What this task involves
From the listing below, extract each line containing the string "BlackTop".
■ ■ ■
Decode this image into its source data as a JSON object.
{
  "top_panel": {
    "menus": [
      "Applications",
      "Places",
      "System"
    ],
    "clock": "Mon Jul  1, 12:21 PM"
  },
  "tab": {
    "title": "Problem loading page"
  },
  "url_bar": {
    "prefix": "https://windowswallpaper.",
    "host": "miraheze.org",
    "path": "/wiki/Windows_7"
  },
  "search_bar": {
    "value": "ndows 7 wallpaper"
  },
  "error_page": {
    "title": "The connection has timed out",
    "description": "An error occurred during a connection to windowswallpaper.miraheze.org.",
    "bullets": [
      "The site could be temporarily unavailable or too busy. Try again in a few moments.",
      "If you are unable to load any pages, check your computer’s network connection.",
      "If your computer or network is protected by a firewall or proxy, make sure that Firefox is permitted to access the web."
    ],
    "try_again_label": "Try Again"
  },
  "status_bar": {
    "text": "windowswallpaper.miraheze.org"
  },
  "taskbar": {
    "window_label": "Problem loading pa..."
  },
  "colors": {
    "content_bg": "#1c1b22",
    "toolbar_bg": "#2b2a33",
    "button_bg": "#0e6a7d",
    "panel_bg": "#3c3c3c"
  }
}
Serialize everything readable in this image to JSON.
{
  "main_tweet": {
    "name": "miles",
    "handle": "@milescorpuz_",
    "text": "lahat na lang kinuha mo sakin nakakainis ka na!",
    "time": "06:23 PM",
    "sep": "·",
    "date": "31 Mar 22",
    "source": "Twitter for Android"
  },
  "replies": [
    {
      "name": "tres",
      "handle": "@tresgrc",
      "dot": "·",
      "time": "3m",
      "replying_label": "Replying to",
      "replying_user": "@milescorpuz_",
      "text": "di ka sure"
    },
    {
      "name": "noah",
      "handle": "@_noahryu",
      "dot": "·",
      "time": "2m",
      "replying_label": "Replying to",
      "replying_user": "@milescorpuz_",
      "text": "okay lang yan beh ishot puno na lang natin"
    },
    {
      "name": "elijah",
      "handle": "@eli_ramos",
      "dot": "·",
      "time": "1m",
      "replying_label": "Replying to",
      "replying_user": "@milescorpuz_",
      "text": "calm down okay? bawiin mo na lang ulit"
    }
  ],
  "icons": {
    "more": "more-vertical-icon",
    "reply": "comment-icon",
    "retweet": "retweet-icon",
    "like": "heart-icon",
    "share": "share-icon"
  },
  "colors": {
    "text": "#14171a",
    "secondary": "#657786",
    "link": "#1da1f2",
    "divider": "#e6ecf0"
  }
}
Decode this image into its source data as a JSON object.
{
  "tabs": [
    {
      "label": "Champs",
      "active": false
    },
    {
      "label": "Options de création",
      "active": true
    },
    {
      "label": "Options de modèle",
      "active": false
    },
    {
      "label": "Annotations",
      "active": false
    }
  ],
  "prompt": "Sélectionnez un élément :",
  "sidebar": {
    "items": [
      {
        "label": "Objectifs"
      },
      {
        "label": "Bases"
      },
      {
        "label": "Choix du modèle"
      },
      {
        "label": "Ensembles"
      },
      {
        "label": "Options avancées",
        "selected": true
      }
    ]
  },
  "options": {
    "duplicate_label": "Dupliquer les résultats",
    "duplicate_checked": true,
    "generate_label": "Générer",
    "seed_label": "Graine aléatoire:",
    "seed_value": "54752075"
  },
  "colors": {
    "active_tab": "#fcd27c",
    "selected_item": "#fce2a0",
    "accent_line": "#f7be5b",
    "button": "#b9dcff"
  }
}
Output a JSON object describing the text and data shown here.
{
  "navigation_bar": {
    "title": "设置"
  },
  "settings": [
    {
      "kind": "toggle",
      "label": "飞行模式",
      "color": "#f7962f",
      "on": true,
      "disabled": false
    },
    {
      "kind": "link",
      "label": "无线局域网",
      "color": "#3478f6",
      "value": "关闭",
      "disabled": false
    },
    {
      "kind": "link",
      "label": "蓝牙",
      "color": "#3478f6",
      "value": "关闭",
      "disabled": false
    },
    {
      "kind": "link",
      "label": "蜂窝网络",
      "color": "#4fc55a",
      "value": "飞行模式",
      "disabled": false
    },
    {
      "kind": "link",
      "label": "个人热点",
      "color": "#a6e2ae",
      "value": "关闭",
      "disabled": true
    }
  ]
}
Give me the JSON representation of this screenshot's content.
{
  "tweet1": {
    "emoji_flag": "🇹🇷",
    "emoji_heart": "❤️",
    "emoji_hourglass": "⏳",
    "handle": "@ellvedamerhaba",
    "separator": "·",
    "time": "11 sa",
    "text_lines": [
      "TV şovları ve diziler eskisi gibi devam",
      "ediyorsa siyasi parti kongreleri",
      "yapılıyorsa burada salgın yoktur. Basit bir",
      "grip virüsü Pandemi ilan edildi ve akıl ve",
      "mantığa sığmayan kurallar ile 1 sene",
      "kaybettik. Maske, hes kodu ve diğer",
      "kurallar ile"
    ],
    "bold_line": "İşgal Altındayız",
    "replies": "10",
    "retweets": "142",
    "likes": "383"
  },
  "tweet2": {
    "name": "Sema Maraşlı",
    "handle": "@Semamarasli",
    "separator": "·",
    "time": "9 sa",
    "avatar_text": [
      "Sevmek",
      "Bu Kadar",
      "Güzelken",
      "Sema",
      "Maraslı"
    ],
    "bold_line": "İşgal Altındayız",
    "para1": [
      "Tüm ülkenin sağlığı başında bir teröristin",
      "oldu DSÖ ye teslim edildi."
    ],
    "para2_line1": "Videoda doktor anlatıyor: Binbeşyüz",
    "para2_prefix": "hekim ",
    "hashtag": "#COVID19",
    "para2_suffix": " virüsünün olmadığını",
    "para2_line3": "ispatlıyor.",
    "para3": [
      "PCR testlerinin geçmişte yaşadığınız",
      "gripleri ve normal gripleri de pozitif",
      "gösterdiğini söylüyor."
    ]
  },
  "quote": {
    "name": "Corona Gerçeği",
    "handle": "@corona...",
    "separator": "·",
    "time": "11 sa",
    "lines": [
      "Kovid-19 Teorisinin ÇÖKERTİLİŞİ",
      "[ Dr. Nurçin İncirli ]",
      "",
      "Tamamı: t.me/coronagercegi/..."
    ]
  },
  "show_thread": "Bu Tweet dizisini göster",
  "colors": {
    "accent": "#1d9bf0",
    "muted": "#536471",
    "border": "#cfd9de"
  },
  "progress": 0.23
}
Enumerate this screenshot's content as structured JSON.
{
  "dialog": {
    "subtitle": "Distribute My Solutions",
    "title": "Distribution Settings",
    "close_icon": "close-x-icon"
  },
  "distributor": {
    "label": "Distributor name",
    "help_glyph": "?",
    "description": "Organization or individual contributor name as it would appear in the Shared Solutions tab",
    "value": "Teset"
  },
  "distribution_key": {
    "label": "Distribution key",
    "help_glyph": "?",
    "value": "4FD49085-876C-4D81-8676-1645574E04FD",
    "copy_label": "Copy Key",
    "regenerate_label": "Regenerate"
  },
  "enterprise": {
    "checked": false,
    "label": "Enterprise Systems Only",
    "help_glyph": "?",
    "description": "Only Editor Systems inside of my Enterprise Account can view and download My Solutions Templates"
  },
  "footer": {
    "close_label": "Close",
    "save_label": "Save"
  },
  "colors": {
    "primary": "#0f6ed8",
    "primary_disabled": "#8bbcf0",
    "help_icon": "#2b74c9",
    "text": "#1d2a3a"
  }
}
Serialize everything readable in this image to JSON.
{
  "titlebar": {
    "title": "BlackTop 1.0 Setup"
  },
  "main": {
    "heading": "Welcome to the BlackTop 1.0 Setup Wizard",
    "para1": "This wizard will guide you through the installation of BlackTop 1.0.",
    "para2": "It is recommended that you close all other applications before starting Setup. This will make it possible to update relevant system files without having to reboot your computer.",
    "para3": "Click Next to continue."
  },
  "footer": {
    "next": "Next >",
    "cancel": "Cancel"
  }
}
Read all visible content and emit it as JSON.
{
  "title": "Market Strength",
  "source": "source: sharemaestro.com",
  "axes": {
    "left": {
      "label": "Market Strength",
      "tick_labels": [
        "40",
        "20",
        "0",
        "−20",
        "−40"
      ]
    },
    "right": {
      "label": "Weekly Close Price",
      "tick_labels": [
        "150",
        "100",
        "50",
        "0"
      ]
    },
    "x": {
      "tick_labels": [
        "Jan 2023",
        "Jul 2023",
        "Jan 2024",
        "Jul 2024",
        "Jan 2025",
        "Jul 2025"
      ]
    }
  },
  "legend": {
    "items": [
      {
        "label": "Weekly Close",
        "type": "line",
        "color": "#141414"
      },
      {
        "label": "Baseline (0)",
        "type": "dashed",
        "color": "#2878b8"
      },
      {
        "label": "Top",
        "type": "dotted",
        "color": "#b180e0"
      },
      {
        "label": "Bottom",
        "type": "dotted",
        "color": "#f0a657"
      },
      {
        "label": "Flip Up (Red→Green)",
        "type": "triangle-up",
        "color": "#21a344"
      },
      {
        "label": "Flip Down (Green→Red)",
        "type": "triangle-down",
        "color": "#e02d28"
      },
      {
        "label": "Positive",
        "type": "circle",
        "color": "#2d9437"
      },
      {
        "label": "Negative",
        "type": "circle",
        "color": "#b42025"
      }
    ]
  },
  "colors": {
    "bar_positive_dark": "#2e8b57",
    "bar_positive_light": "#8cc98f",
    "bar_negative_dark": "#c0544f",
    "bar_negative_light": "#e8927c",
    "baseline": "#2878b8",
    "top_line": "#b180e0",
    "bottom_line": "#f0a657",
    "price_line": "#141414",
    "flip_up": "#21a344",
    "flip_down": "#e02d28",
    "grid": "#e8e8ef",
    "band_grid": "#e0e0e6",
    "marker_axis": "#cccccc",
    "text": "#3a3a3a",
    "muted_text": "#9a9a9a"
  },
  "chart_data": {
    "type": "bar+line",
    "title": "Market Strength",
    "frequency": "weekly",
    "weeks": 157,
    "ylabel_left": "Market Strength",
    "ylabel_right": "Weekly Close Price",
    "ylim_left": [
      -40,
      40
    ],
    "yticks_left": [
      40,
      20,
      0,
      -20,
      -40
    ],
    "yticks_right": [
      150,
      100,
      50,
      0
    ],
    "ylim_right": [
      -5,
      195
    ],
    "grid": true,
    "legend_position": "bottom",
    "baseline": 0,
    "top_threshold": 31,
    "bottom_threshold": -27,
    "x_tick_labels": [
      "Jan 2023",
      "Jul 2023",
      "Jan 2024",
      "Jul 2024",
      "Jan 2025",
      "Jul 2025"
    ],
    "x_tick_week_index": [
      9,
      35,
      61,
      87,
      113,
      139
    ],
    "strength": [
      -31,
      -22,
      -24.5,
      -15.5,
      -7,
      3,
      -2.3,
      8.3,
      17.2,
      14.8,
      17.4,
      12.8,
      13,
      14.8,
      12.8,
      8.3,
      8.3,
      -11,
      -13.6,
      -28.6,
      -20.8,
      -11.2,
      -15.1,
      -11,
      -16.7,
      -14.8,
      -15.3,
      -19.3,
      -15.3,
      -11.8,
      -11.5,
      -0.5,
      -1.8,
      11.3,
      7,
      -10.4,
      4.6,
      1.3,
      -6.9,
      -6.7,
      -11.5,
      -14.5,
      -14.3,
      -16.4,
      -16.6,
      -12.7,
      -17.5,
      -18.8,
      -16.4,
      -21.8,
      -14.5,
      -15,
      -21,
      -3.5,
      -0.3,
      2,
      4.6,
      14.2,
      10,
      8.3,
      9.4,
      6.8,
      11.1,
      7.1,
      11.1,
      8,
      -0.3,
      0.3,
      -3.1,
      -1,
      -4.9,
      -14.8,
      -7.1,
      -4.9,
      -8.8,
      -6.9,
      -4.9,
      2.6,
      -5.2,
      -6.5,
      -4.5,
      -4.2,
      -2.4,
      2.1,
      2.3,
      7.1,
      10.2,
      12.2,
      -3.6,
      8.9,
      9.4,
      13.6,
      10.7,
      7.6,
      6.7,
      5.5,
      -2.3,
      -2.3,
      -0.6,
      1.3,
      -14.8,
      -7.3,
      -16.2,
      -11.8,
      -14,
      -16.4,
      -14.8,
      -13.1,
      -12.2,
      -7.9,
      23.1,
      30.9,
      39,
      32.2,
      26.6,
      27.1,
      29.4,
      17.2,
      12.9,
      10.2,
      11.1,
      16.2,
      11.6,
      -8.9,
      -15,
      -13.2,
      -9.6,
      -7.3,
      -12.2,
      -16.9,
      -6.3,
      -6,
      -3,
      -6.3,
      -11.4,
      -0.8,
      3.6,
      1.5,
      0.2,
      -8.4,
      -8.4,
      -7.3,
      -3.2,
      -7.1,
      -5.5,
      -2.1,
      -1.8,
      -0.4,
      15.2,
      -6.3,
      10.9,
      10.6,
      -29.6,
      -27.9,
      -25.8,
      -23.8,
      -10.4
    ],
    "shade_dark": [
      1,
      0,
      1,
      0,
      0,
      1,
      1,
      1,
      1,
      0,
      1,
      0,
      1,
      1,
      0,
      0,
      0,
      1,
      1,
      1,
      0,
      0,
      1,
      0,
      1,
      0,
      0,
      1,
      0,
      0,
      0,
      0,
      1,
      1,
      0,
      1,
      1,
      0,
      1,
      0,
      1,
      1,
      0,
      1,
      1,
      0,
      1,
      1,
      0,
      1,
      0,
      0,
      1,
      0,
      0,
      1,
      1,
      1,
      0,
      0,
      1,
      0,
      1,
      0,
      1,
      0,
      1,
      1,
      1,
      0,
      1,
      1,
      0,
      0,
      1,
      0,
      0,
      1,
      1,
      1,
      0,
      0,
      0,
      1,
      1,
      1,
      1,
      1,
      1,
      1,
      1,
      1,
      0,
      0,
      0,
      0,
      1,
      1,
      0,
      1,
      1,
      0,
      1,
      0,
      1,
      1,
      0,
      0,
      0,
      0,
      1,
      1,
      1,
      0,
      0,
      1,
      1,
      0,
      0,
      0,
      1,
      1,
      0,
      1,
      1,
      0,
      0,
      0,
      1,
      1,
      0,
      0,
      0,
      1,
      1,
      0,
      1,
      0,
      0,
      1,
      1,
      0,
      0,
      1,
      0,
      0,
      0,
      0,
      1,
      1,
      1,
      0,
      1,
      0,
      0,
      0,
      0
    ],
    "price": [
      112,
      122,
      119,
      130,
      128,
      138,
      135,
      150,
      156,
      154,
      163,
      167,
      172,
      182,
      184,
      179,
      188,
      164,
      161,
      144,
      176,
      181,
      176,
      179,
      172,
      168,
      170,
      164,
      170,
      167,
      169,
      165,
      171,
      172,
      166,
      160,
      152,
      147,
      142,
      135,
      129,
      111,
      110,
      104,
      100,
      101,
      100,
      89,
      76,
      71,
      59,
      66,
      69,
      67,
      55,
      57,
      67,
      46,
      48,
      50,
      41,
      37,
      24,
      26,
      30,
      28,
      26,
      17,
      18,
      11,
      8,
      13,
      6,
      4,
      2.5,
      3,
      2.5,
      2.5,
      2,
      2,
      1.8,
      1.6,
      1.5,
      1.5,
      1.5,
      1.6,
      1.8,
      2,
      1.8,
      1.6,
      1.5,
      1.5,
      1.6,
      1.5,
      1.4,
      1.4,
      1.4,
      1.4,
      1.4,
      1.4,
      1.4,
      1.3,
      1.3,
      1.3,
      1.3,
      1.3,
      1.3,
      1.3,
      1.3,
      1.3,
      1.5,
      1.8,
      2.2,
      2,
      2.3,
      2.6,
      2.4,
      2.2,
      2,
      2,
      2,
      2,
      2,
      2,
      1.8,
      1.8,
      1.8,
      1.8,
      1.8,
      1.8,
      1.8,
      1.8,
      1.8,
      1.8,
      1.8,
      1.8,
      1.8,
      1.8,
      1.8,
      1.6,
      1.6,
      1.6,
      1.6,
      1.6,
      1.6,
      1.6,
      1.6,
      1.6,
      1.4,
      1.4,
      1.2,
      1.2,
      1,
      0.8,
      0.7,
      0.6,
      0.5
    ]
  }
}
■ ■ ■
Result of the task
    "title": "BlackTop 1.0 Setup"
    "heading": "Welcome to the BlackTop 1.0 Setup Wizard",
    "para1": "This wizard will guide you through the installation of BlackTop 1.0.",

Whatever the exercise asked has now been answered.